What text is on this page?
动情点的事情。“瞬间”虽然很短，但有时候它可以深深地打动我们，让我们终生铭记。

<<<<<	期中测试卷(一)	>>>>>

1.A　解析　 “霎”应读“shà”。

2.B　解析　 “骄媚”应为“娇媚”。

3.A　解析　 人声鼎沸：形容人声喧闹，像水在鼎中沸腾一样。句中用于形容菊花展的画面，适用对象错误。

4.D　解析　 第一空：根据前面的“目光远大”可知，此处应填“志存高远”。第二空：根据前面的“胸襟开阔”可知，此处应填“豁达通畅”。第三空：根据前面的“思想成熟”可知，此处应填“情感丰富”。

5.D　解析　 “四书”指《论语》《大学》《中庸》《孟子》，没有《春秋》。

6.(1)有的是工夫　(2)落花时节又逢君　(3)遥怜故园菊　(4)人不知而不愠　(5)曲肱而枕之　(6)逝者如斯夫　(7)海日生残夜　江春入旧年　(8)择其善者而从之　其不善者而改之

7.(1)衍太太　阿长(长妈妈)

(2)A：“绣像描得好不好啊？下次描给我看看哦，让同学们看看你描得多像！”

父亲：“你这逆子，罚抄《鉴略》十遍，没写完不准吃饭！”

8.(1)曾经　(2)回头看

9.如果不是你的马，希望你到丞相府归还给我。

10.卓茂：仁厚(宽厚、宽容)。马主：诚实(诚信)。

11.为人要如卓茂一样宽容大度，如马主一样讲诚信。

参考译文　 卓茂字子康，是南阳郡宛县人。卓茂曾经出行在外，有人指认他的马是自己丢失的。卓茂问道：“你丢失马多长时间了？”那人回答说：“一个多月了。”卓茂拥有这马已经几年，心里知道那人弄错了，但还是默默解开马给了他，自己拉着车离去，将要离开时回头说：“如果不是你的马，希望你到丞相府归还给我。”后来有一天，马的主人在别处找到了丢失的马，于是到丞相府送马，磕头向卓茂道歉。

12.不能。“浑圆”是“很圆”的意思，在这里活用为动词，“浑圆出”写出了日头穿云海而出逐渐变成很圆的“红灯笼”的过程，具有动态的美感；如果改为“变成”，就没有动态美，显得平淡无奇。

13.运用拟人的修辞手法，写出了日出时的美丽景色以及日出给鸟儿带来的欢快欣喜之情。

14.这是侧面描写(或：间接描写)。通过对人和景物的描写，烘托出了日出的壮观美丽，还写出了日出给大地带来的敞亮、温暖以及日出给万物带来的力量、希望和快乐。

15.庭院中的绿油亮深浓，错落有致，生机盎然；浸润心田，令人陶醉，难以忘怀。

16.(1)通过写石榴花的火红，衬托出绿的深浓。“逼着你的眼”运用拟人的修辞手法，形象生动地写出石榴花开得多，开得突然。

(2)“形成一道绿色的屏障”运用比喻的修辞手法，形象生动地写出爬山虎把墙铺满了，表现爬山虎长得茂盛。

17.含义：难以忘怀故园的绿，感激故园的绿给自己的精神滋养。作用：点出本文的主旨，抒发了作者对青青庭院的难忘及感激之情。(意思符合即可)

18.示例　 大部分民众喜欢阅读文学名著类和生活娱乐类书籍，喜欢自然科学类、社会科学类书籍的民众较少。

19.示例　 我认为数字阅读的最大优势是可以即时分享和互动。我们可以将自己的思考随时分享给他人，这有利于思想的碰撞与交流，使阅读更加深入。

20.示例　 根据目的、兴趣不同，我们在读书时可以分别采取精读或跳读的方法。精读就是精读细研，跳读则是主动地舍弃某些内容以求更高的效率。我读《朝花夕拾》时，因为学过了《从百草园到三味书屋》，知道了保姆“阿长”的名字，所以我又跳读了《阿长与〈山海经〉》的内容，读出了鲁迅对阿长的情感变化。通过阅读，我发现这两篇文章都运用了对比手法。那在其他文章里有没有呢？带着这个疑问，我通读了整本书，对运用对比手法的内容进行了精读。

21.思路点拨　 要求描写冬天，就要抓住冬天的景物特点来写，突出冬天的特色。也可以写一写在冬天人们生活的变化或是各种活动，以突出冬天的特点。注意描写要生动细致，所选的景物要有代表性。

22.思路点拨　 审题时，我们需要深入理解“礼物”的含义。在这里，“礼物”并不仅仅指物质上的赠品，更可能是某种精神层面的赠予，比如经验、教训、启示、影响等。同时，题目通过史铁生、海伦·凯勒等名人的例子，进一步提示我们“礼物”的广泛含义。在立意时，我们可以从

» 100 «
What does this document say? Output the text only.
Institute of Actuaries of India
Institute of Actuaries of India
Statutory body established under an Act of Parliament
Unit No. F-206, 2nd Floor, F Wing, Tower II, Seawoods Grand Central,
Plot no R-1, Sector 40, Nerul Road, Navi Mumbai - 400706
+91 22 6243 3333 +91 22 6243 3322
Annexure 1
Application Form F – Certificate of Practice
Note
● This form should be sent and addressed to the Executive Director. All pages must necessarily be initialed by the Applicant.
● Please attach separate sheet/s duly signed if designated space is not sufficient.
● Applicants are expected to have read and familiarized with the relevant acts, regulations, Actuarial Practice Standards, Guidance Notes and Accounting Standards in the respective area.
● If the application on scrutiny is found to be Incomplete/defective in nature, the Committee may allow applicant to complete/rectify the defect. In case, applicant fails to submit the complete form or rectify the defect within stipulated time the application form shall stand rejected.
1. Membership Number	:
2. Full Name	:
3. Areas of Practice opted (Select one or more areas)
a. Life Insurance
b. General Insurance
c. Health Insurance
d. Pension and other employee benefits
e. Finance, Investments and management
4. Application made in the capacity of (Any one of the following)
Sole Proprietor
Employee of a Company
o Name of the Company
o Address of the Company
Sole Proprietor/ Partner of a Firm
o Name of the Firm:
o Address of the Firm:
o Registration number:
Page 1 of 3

----

→ The task: Quote each line of the listing above exactly.

→ Response to the exercise:
What text is on this page?
动情点的事情。“瞬间”虽然很短，但有时候它可以深深地打动我们，让我们终生铭记。

<<<<<	期中测试卷(一)	>>>>>

1.A　解析　 “霎”应读“shà”。

2.B　解析　 “骄媚”应为“娇媚”。

3.A　解析　 人声鼎沸：形容人声喧闹，像水在鼎中沸腾一样。句中用于形容菊花展的画面，适用对象错误。

4.D　解析　 第一空：根据前面的“目光远大”可知，此处应填“志存高远”。第二空：根据前面的“胸襟开阔”可知，此处应填“豁达通畅”。第三空：根据前面的“思想成熟”可知，此处应填“情感丰富”。

5.D　解析　 “四书”指《论语》《大学》《中庸》《孟子》，没有《春秋》。

6.(1)有的是工夫　(2)落花时节又逢君　(3)遥怜故园菊　(4)人不知而不愠　(5)曲肱而枕之　(6)逝者如斯夫　(7)海日生残夜　江春入旧年　(8)择其善者而从之　其不善者而改之

7.(1)衍太太　阿长(长妈妈)

(2)A：“绣像描得好不好啊？下次描给我看看哦，让同学们看看你描得多像！”

父亲：“你这逆子，罚抄《鉴略》十遍，没写完不准吃饭！”

8.(1)曾经　(2)回头看

9.如果不是你的马，希望你到丞相府归还给我。

10.卓茂：仁厚(宽厚、宽容)。马主：诚实(诚信)。

11.为人要如卓茂一样宽容大度，如马主一样讲诚信。

参考译文　 卓茂字子康，是南阳郡宛县人。卓茂曾经出行在外，有人指认他的马是自己丢失的。卓茂问道：“你丢失马多长时间了？”那人回答说：“一个多月了。”卓茂拥有这马已经几年，心里知道那人弄错了，但还是默默解开马给了他，自己拉着车离去，将要离开时回头说：“如果不是你的马，希望你到丞相府归还给我。”后来有一天，马的主人在别处找到了丢失的马，于是到丞相府送马，磕头向卓茂道歉。

12.不能。“浑圆”是“很圆”的意思，在这里活用为动词，“浑圆出”写出了日头穿云海而出逐渐变成很圆的“红灯笼”的过程，具有动态的美感；如果改为“变成”，就没有动态美，显得平淡无奇。

13.运用拟人的修辞手法，写出了日出时的美丽景色以及日出给鸟儿带来的欢快欣喜之情。

14.这是侧面描写(或：间接描写)。通过对人和景物的描写，烘托出了日出的壮观美丽，还写出了日出给大地带来的敞亮、温暖以及日出给万物带来的力量、希望和快乐。

15.庭院中的绿油亮深浓，错落有致，生机盎然；浸润心田，令人陶醉，难以忘怀。

16.(1)通过写石榴花的火红，衬托出绿的深浓。“逼着你的眼”运用拟人的修辞手法，形象生动地写出石榴花开得多，开得突然。

(2)“形成一道绿色的屏障”运用比喻的修辞手法，形象生动地写出爬山虎把墙铺满了，表现爬山虎长得茂盛。

17.含义：难以忘怀故园的绿，感激故园的绿给自己的精神滋养。作用：点出本文的主旨，抒发了作者对青青庭院的难忘及感激之情。(意思符合即可)

18.示例　 大部分民众喜欢阅读文学名著类和生活娱乐类书籍，喜欢自然科学类、社会科学类书籍的民众较少。

19.示例　 我认为数字阅读的最大优势是可以即时分享和互动。我们可以将自己的思考随时分享给他人，这有利于思想的碰撞与交流，使阅读更加深入。

20.示例　 根据目的、兴趣不同，我们在读书时可以分别采取精读或跳读的方法。精读就是精读细研，跳读则是主动地舍弃某些内容以求更高的效率。我读《朝花夕拾》时，因为学过了《从百草园到三味书屋》，知道了保姆“阿长”的名字，所以我又跳读了《阿长与〈山海经〉》的内容，读出了鲁迅对阿长的情感变化。通过阅读，我发现这两篇文章都运用了对比手法。那在其他文章里有没有呢？带着这个疑问，我通读了整本书，对运用对比手法的内容进行了精读。

21.思路点拨　 要求描写冬天，就要抓住冬天的景物特点来写，突出冬天的特色。也可以写一写在冬天人们生活的变化或是各种活动，以突出冬天的特点。注意描写要生动细致，所选的景物要有代表性。

22.思路点拨　 审题时，我们需要深入理解“礼物”的含义。在这里，“礼物”并不仅仅指物质上的赠品，更可能是某种精神层面的赠予，比如经验、教训、启示、影响等。同时，题目通过史铁生、海伦·凯勒等名人的例子，进一步提示我们“礼物”的广泛含义。在立意时，我们可以从

» 100 «
What does this document say? Output the text only.
Institute of Actuaries of India
Institute of Actuaries of India
Statutory body established under an Act of Parliament
Unit No. F-206, 2nd Floor, F Wing, Tower II, Seawoods Grand Central,
Plot no R-1, Sector 40, Nerul Road, Navi Mumbai - 400706
+91 22 6243 3333 +91 22 6243 3322
Annexure 1
Application Form F – Certificate of Practice
Note
● This form should be sent and addressed to the Executive Director. All pages must necessarily be initialed by the Applicant.
● Please attach separate sheet/s duly signed if designated space is not sufficient.
● Applicants are expected to have read and familiarized with the relevant acts, regulations, Actuarial Practice Standards, Guidance Notes and Accounting Standards in the respective area.
● If the application on scrutiny is found to be Incomplete/defective in nature, the Committee may allow applicant to complete/rectify the defect. In case, applicant fails to submit the complete form or rectify the defect within stipulated time the application form shall stand rejected.
1. Membership Number	:
2. Full Name	:
3. Areas of Practice opted (Select one or more areas)
a. Life Insurance
b. General Insurance
c. Health Insurance
d. Pension and other employee benefits
e. Finance, Investments and management
4. Application made in the capacity of (Any one of the following)
Sole Proprietor
Employee of a Company
o Name of the Company
o Address of the Company
Sole Proprietor/ Partner of a Firm
o Name of the Firm:
o Address of the Firm:
o Registration number:
Page 1 of 3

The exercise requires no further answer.